Work through the listing below and count the lines that hold "товаров". Answer with the number alone.

Saved data entries:
......

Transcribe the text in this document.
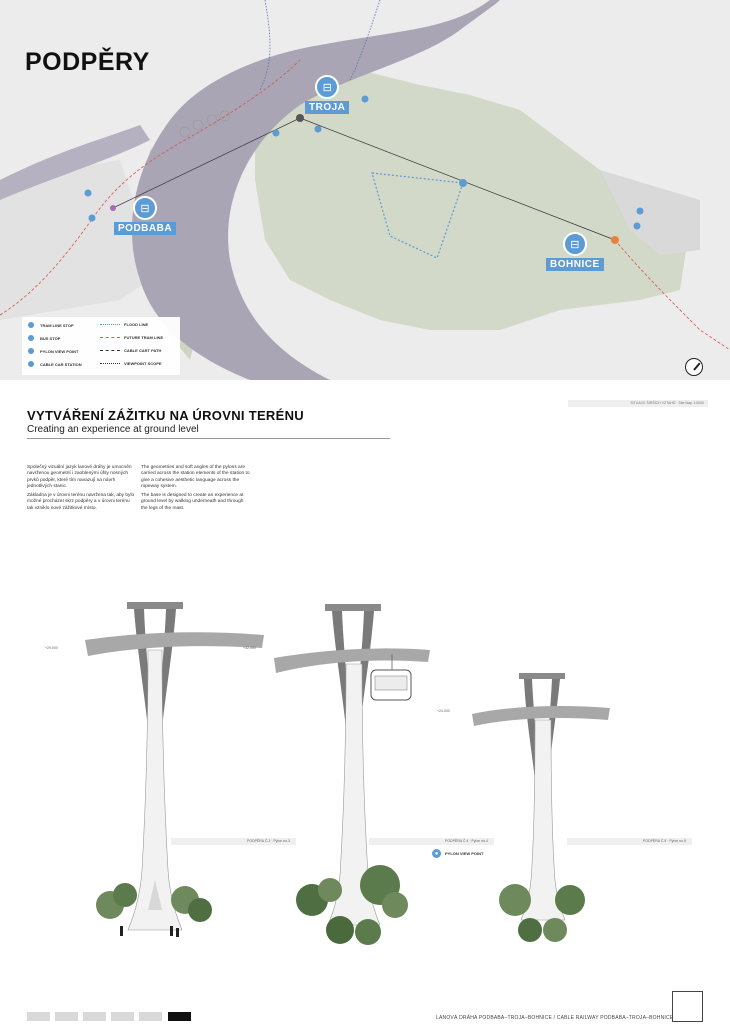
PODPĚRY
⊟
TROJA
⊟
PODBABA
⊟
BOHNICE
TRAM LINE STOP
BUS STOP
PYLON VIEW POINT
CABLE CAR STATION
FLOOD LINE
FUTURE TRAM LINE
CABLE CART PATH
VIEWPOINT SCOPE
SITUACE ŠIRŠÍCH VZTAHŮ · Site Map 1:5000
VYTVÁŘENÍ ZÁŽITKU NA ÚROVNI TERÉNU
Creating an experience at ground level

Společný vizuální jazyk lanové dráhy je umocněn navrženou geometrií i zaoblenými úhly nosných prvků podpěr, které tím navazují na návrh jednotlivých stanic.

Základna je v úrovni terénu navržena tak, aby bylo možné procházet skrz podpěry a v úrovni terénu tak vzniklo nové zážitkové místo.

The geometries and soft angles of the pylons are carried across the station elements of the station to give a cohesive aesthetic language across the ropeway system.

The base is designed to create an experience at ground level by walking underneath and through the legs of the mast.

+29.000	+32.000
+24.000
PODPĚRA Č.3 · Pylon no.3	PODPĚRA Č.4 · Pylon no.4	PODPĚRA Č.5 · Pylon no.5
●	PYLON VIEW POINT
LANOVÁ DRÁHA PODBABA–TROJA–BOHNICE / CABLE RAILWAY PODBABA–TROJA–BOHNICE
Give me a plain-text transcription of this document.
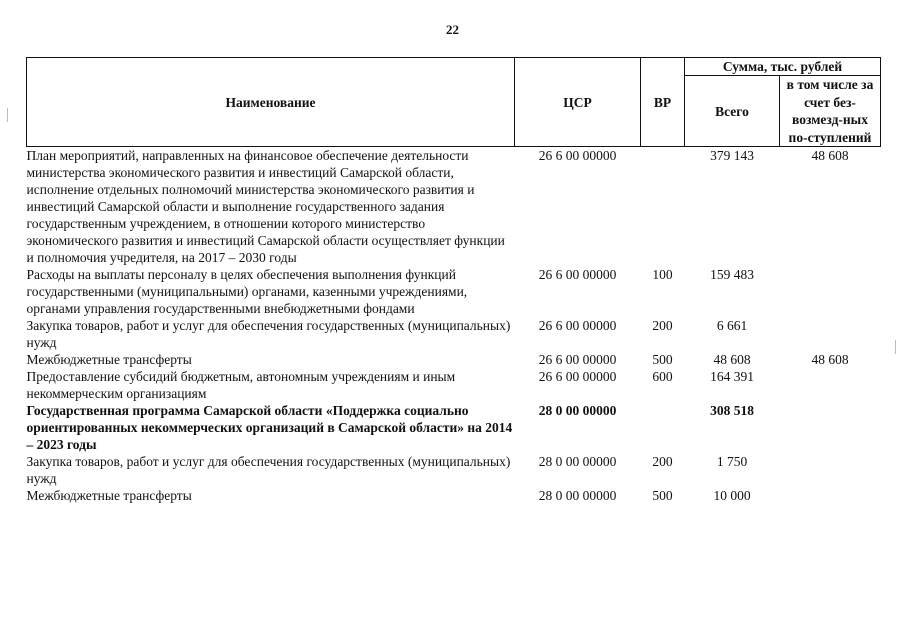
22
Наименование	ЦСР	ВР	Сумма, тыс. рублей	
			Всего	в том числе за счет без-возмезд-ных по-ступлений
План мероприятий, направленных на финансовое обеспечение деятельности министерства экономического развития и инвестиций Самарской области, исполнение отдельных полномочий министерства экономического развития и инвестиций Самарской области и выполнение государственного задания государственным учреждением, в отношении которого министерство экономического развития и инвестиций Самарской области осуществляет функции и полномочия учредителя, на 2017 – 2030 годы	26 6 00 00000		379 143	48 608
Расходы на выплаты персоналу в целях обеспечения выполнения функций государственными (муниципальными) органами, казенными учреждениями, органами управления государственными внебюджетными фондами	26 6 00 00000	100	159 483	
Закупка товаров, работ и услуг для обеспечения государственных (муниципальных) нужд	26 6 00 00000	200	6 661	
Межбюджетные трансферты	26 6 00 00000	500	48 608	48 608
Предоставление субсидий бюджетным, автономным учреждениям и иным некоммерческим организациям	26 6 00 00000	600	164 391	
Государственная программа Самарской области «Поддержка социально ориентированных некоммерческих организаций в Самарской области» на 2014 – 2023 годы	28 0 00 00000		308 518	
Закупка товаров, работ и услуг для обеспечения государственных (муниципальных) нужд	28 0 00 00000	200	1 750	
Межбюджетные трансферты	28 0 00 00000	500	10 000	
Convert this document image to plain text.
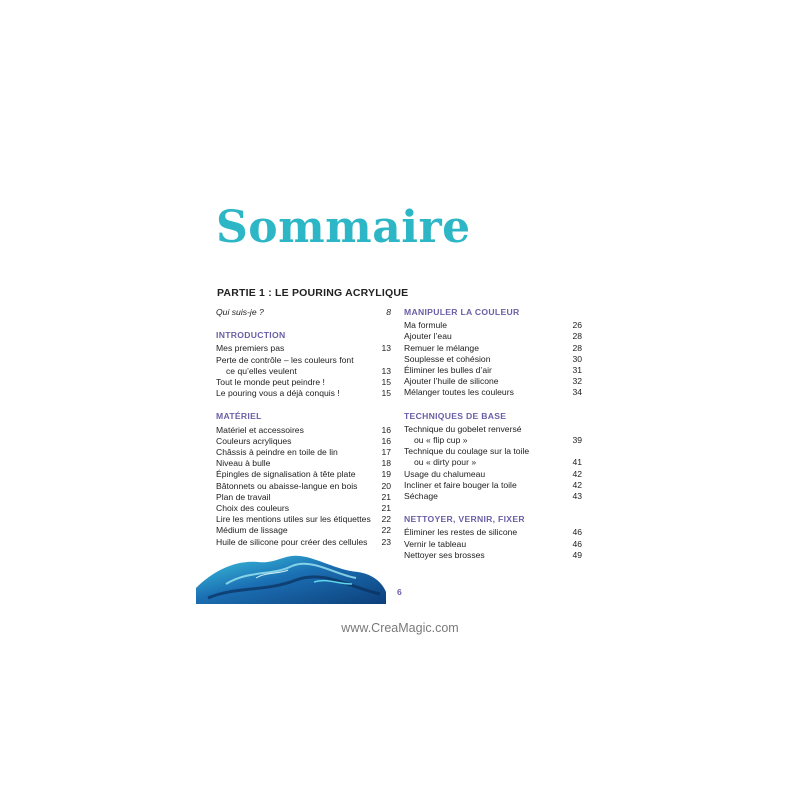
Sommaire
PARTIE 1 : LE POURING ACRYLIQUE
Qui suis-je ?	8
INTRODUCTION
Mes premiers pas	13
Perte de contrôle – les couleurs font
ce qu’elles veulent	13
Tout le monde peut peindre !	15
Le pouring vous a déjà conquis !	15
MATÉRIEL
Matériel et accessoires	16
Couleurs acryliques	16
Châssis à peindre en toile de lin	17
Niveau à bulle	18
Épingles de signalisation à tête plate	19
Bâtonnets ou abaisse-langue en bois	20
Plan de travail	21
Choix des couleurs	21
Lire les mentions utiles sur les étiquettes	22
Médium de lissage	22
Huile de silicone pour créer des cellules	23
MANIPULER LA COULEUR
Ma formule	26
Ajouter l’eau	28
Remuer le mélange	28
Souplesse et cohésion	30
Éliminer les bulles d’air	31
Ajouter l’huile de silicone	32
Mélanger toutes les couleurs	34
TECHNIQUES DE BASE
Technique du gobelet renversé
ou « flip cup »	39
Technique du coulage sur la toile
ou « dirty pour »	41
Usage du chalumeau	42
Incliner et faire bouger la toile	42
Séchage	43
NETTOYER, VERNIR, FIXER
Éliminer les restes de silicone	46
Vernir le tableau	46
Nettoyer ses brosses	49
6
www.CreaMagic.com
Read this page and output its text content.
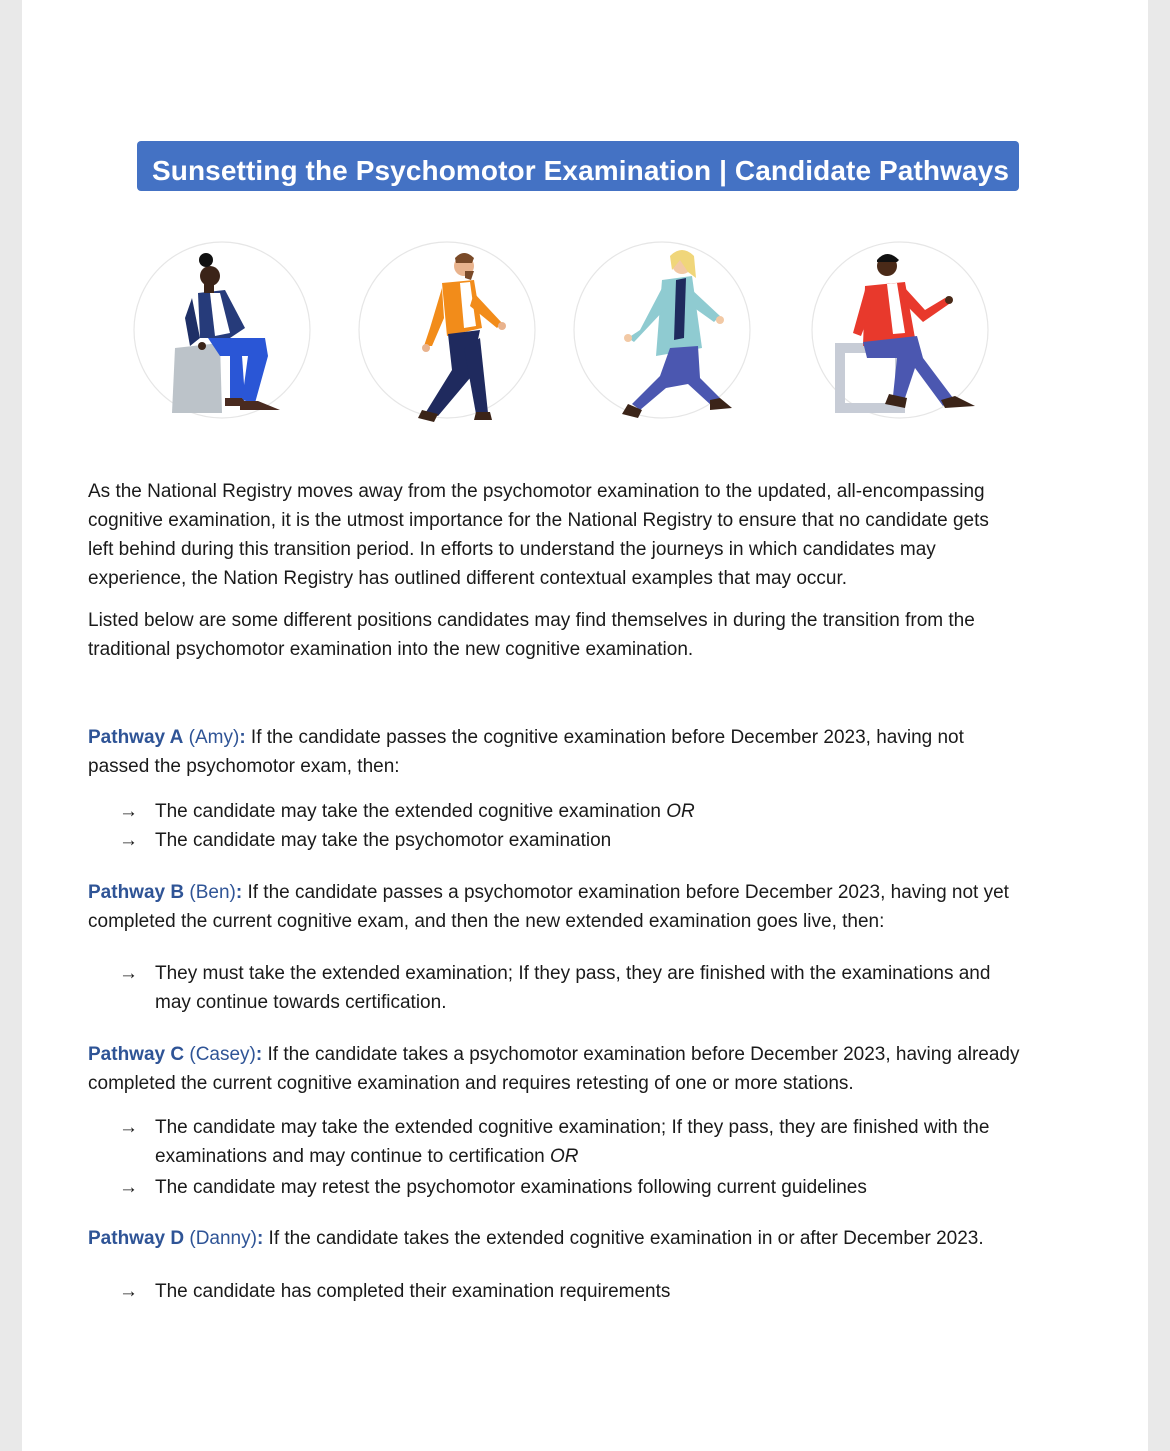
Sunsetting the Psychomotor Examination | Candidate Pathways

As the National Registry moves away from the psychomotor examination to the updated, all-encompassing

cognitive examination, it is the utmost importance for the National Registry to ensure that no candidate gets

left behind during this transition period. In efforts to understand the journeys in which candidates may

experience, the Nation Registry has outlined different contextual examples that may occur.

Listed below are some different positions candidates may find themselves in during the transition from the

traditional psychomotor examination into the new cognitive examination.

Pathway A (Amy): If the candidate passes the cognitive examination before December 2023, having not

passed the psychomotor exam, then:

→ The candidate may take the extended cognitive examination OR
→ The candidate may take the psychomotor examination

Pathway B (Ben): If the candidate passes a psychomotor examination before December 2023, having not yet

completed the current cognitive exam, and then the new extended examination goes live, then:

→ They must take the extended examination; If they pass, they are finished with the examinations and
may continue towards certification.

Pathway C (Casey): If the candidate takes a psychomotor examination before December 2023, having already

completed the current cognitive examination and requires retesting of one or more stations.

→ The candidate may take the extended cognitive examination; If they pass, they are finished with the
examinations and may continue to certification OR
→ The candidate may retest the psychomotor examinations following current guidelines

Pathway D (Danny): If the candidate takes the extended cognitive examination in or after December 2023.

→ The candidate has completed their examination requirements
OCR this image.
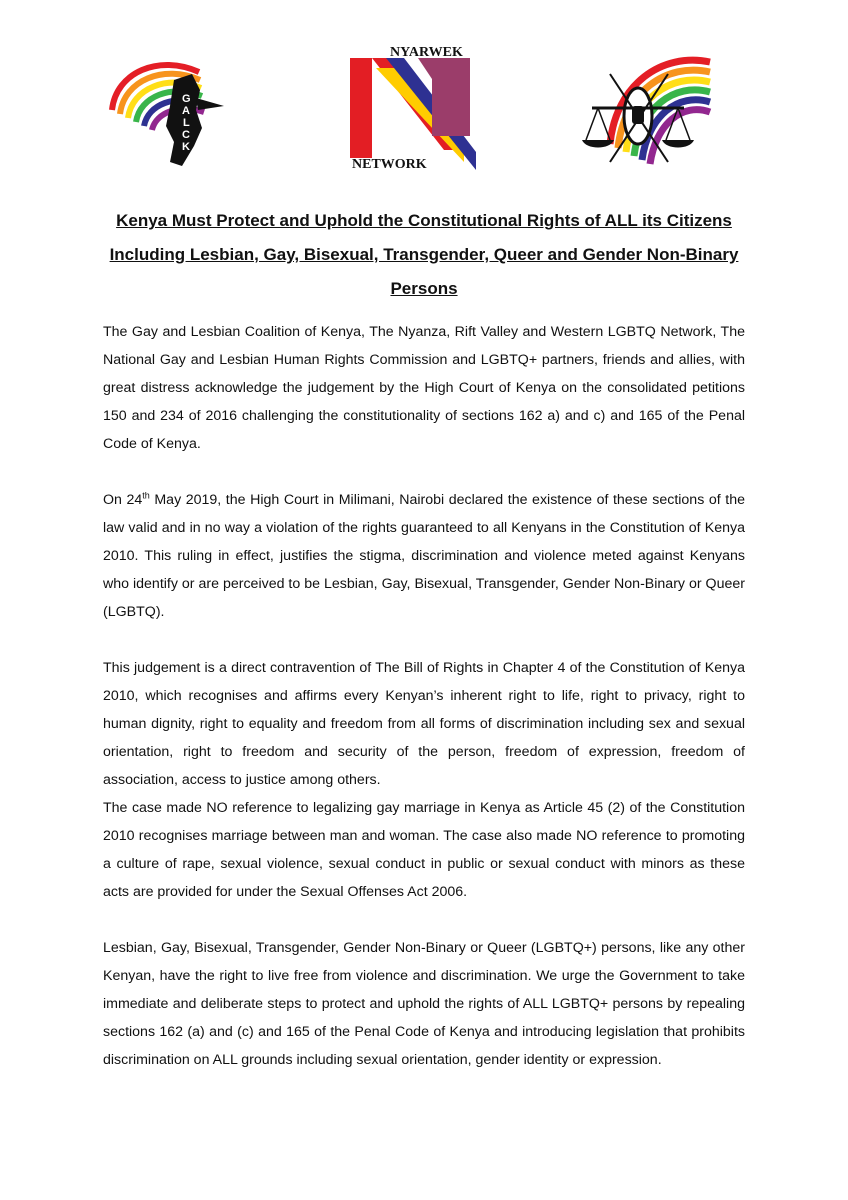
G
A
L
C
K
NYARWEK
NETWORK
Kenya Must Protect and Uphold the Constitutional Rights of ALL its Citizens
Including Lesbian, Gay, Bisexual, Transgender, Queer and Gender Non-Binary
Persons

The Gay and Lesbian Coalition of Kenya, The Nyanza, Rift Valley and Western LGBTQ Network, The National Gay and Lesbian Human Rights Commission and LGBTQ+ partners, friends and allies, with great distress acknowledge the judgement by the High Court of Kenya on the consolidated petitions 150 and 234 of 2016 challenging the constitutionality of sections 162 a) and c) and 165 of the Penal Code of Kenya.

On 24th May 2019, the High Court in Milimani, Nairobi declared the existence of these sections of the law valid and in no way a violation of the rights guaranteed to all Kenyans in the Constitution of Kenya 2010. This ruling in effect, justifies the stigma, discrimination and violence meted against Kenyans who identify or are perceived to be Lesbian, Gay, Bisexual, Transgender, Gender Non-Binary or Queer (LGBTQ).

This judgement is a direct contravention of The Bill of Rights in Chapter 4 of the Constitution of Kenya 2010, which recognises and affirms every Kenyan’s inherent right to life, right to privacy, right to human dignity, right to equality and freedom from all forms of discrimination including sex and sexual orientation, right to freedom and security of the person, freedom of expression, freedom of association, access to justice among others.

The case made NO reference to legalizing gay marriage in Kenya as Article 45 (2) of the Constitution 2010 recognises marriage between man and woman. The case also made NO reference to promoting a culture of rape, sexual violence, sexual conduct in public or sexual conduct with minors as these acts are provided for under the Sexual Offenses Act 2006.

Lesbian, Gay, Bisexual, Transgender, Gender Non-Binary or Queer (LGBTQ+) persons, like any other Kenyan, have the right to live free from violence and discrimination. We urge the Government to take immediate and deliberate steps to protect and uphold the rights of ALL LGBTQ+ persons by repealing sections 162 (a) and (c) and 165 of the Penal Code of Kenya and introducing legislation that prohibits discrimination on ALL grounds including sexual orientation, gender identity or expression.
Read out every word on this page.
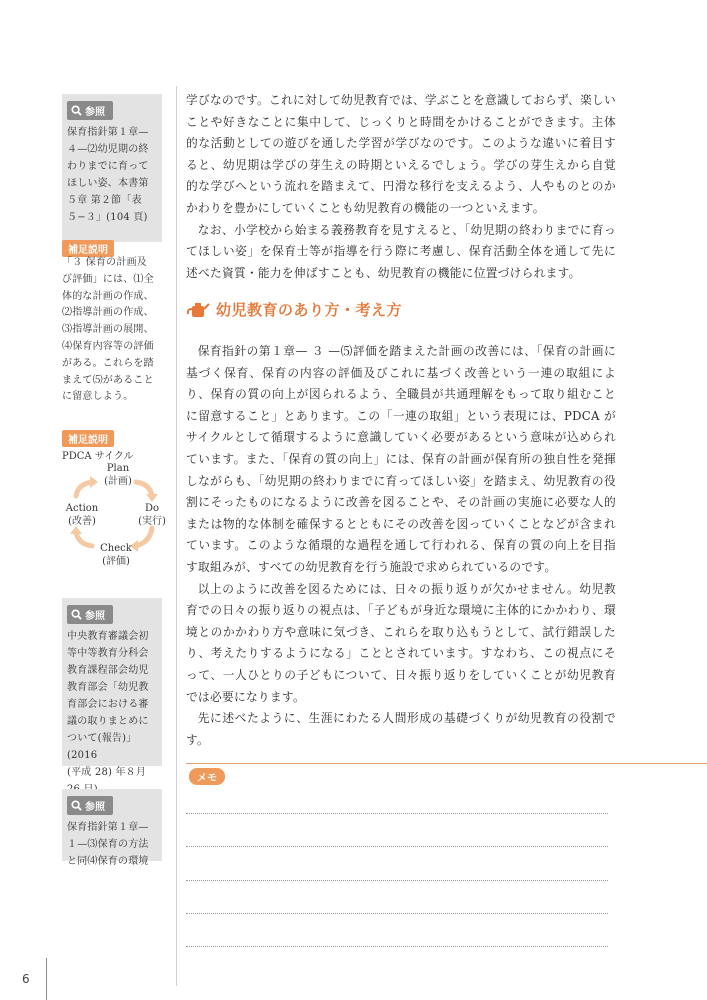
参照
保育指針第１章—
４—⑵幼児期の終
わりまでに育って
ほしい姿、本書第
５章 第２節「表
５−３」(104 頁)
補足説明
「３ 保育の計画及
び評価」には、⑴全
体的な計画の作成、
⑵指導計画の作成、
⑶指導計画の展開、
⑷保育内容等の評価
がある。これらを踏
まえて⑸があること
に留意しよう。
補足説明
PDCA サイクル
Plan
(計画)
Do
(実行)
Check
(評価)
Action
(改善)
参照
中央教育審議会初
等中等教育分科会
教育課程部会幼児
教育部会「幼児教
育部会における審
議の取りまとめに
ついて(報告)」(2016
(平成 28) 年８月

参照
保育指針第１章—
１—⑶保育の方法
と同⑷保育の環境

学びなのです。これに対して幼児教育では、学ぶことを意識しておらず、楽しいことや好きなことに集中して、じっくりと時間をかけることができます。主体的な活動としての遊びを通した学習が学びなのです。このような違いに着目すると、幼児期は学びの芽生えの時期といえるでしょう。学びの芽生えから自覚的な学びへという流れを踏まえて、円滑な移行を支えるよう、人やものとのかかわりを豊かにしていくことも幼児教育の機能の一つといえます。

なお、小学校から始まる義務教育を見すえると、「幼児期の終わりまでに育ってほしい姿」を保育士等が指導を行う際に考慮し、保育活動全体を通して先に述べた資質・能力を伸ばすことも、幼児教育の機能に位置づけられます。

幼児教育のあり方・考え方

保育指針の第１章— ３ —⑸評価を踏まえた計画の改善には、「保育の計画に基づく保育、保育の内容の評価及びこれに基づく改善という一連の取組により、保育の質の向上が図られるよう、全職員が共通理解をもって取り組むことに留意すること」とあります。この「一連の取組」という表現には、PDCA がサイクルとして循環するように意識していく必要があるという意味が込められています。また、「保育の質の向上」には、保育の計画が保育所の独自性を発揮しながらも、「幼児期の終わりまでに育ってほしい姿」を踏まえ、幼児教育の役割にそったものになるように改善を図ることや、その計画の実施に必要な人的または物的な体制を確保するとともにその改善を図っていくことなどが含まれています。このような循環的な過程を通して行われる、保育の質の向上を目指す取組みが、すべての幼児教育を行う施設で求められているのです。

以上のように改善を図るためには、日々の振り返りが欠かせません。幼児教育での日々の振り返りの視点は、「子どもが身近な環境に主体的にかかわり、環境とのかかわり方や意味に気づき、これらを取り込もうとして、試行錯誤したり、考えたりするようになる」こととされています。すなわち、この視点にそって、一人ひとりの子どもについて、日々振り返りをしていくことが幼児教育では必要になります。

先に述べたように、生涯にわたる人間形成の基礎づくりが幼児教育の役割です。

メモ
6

......

§ Complete answer:
2